• [STATED GOAL]:
Transcribe everything in the data word for word. Pictures are left out.

• [GIVEN RECORDS]:

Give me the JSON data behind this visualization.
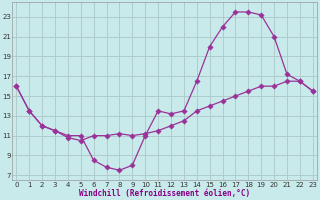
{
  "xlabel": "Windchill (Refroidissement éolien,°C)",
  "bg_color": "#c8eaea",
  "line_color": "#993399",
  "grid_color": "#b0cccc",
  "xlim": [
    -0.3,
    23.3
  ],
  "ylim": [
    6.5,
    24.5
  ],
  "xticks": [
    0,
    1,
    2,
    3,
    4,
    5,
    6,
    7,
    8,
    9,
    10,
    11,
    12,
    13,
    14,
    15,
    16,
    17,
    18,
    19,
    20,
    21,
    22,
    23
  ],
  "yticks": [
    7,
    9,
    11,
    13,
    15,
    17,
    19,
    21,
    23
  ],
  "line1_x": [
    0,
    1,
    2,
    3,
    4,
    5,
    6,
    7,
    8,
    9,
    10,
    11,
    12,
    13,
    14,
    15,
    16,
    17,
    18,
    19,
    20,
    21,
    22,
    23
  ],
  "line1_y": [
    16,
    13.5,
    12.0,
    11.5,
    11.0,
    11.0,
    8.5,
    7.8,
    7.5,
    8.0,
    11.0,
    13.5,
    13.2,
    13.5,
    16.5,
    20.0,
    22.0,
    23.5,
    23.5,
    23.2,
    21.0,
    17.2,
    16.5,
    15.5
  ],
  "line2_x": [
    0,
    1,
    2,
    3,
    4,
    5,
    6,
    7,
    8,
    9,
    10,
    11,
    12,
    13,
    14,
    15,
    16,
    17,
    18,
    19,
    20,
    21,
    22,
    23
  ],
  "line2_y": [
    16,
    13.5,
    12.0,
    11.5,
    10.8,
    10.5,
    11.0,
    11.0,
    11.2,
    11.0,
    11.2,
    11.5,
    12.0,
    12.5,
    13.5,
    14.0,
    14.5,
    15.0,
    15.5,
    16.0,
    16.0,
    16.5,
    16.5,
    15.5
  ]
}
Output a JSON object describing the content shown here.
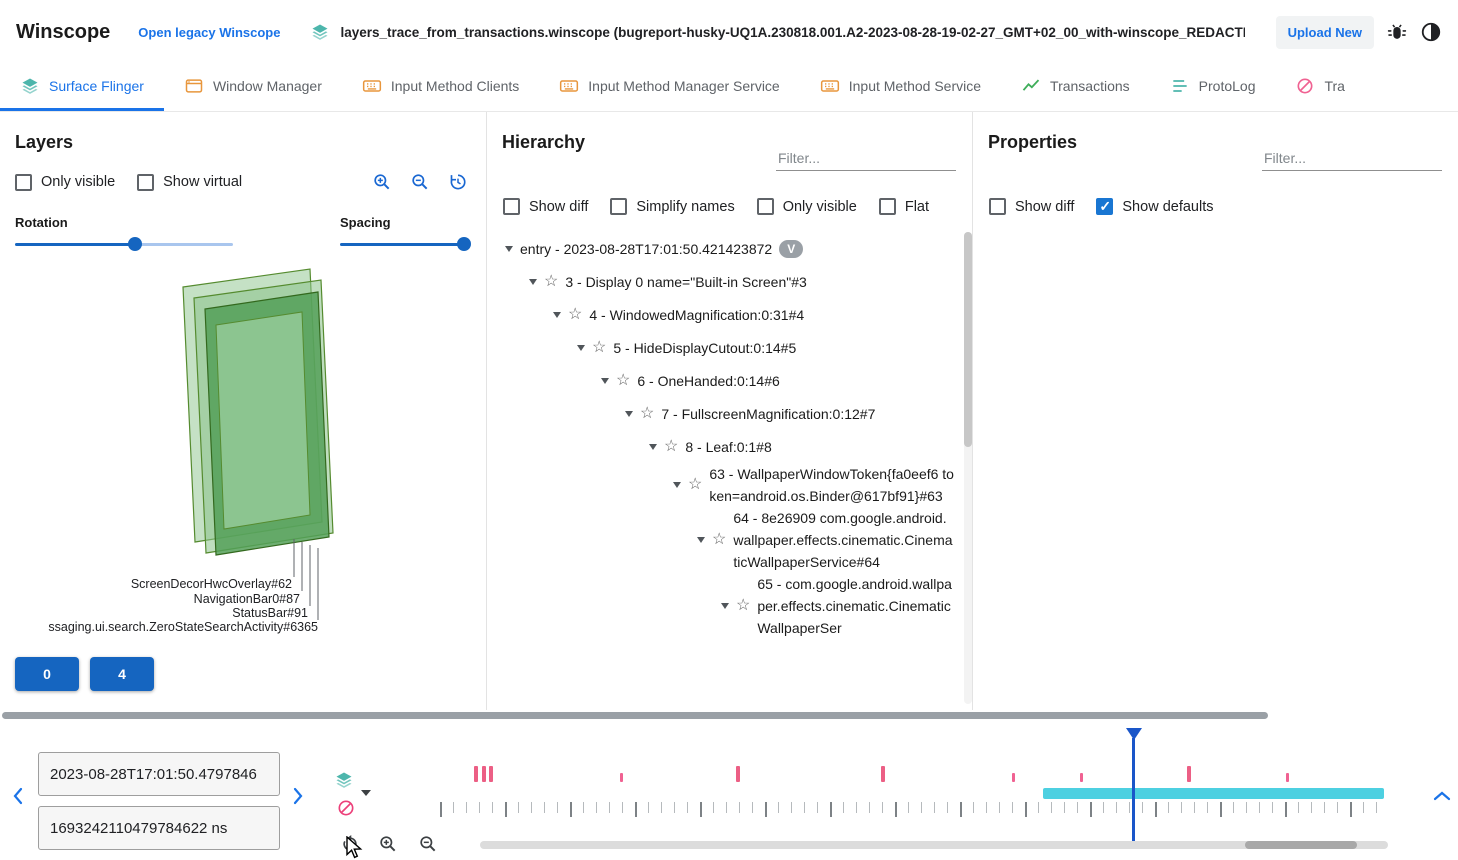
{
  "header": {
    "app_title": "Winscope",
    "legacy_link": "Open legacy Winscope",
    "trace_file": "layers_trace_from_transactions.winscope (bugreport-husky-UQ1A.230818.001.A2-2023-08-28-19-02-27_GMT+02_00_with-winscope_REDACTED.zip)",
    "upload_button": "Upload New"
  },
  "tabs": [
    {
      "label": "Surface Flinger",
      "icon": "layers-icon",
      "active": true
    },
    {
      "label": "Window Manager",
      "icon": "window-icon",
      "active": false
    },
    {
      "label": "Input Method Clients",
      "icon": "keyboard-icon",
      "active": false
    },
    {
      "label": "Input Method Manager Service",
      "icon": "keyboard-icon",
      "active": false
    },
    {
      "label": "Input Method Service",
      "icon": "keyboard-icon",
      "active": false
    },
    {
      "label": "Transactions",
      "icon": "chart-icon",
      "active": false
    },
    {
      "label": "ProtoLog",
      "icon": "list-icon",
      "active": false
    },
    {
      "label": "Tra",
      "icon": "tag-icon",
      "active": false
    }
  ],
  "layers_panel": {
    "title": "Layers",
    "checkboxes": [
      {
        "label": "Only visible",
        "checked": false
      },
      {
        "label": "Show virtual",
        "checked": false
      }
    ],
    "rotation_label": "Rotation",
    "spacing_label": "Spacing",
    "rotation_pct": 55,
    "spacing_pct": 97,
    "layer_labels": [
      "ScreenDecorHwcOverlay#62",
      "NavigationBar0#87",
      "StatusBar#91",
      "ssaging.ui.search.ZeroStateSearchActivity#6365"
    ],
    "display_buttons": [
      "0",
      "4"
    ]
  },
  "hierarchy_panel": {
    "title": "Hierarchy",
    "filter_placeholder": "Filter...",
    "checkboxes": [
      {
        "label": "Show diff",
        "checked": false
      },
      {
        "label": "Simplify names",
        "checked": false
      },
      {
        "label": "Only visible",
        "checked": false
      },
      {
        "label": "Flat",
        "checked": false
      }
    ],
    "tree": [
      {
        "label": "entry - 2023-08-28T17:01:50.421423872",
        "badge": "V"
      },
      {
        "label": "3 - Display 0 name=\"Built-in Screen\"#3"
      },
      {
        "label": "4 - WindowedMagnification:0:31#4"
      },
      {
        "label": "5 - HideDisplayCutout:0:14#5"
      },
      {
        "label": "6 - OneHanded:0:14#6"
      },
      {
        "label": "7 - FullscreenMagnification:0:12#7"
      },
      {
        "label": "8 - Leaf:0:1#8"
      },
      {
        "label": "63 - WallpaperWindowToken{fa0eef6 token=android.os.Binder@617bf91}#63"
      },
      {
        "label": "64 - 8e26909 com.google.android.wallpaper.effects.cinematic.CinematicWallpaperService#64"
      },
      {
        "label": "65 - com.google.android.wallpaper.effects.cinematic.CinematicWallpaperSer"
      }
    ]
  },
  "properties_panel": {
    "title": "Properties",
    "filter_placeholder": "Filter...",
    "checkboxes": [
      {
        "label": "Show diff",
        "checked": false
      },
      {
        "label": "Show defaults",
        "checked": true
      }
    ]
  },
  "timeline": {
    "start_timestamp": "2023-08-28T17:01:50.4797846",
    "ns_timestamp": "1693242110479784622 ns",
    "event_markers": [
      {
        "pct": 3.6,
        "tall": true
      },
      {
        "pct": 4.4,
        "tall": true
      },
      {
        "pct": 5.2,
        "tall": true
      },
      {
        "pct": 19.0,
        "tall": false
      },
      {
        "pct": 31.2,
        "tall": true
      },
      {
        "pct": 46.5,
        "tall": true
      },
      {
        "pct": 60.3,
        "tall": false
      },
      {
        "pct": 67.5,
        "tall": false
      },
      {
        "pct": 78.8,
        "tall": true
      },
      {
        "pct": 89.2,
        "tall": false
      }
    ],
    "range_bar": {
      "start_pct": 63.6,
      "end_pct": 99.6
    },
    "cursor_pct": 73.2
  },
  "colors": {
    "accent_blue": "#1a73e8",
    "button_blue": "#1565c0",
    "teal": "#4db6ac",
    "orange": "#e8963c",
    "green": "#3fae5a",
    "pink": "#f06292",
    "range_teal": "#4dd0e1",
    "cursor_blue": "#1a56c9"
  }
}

• [WRITTEN ANSWER]:
Give me the JSON data behind this visualization.
{
  "xlabel": "Windchill (Refroidissement éolien,°C)",
  "bg_color": "#c8eaea",
  "line_color": "#993399",
  "grid_color": "#b0cccc",
  "xlim": [
    -0.3,
    23.3
  ],
  "ylim": [
    6.5,
    24.5
  ],
  "xticks": [
    0,
    1,
    2,
    3,
    4,
    5,
    6,
    7,
    8,
    9,
    10,
    11,
    12,
    13,
    14,
    15,
    16,
    17,
    18,
    19,
    20,
    21,
    22,
    23
  ],
  "yticks": [
    7,
    9,
    11,
    13,
    15,
    17,
    19,
    21,
    23
  ],
  "line1_x": [
    0,
    1,
    2,
    3,
    4,
    5,
    6,
    7,
    8,
    9,
    10,
    11,
    12,
    13,
    14,
    15,
    16,
    17,
    18,
    19,
    20,
    21,
    22,
    23
  ],
  "line1_y": [
    16,
    13.5,
    12.0,
    11.5,
    11.0,
    11.0,
    8.5,
    7.8,
    7.5,
    8.0,
    11.0,
    13.5,
    13.2,
    13.5,
    16.5,
    20.0,
    22.0,
    23.5,
    23.5,
    23.2,
    21.0,
    17.2,
    16.5,
    15.5
  ],
  "line2_x": [
    0,
    1,
    2,
    3,
    4,
    5,
    6,
    7,
    8,
    9,
    10,
    11,
    12,
    13,
    14,
    15,
    16,
    17,
    18,
    19,
    20,
    21,
    22,
    23
  ],
  "line2_y": [
    16,
    13.5,
    12.0,
    11.5,
    10.8,
    10.5,
    11.0,
    11.0,
    11.2,
    11.0,
    11.2,
    11.5,
    12.0,
    12.5,
    13.5,
    14.0,
    14.5,
    15.0,
    15.5,
    16.0,
    16.0,
    16.5,
    16.5,
    15.5
  ]
}
Output a JSON object describing the content shown here.
{
  "header": {
    "app_title": "Winscope",
    "legacy_link": "Open legacy Winscope",
    "trace_file": "layers_trace_from_transactions.winscope (bugreport-husky-UQ1A.230818.001.A2-2023-08-28-19-02-27_GMT+02_00_with-winscope_REDACTED.zip)",
    "upload_button": "Upload New"
  },
  "tabs": [
    {
      "label": "Surface Flinger",
      "icon": "layers-icon",
      "active": true
    },
    {
      "label": "Window Manager",
      "icon": "window-icon",
      "active": false
    },
    {
      "label": "Input Method Clients",
      "icon": "keyboard-icon",
      "active": false
    },
    {
      "label": "Input Method Manager Service",
      "icon": "keyboard-icon",
      "active": false
    },
    {
      "label": "Input Method Service",
      "icon": "keyboard-icon",
      "active": false
    },
    {
      "label": "Transactions",
      "icon": "chart-icon",
      "active": false
    },
    {
      "label": "ProtoLog",
      "icon": "list-icon",
      "active": false
    },
    {
      "label": "Tra",
      "icon": "tag-icon",
      "active": false
    }
  ],
  "layers_panel": {
    "title": "Layers",
    "checkboxes": [
      {
        "label": "Only visible",
        "checked": false
      },
      {
        "label": "Show virtual",
        "checked": false
      }
    ],
    "rotation_label": "Rotation",
    "spacing_label": "Spacing",
    "rotation_pct": 55,
    "spacing_pct": 97,
    "layer_labels": [
      "ScreenDecorHwcOverlay#62",
      "NavigationBar0#87",
      "StatusBar#91",
      "ssaging.ui.search.ZeroStateSearchActivity#6365"
    ],
    "display_buttons": [
      "0",
      "4"
    ]
  },
  "hierarchy_panel": {
    "title": "Hierarchy",
    "filter_placeholder": "Filter...",
    "checkboxes": [
      {
        "label": "Show diff",
        "checked": false
      },
      {
        "label": "Simplify names",
        "checked": false
      },
      {
        "label": "Only visible",
        "checked": false
      },
      {
        "label": "Flat",
        "checked": false
      }
    ],
    "tree": [
      {
        "label": "entry - 2023-08-28T17:01:50.421423872",
        "badge": "V"
      },
      {
        "label": "3 - Display 0 name=\"Built-in Screen\"#3"
      },
      {
        "label": "4 - WindowedMagnification:0:31#4"
      },
      {
        "label": "5 - HideDisplayCutout:0:14#5"
      },
      {
        "label": "6 - OneHanded:0:14#6"
      },
      {
        "label": "7 - FullscreenMagnification:0:12#7"
      },
      {
        "label": "8 - Leaf:0:1#8"
      },
      {
        "label": "63 - WallpaperWindowToken{fa0eef6 token=android.os.Binder@617bf91}#63"
      },
      {
        "label": "64 - 8e26909 com.google.android.wallpaper.effects.cinematic.CinematicWallpaperService#64"
      },
      {
        "label": "65 - com.google.android.wallpaper.effects.cinematic.CinematicWallpaperSer"
      }
    ]
  },
  "properties_panel": {
    "title": "Properties",
    "filter_placeholder": "Filter...",
    "checkboxes": [
      {
        "label": "Show diff",
        "checked": false
      },
      {
        "label": "Show defaults",
        "checked": true
      }
    ]
  },
  "timeline": {
    "start_timestamp": "2023-08-28T17:01:50.4797846",
    "ns_timestamp": "1693242110479784622 ns",
    "event_markers": [
      {
        "pct": 3.6,
        "tall": true
      },
      {
        "pct": 4.4,
        "tall": true
      },
      {
        "pct": 5.2,
        "tall": true
      },
      {
        "pct": 19.0,
        "tall": false
      },
      {
        "pct": 31.2,
        "tall": true
      },
      {
        "pct": 46.5,
        "tall": true
      },
      {
        "pct": 60.3,
        "tall": false
      },
      {
        "pct": 67.5,
        "tall": false
      },
      {
        "pct": 78.8,
        "tall": true
      },
      {
        "pct": 89.2,
        "tall": false
      }
    ],
    "range_bar": {
      "start_pct": 63.6,
      "end_pct": 99.6
    },
    "cursor_pct": 73.2
  },
  "colors": {
    "accent_blue": "#1a73e8",
    "button_blue": "#1565c0",
    "teal": "#4db6ac",
    "orange": "#e8963c",
    "green": "#3fae5a",
    "pink": "#f06292",
    "range_teal": "#4dd0e1",
    "cursor_blue": "#1a56c9"
  }
}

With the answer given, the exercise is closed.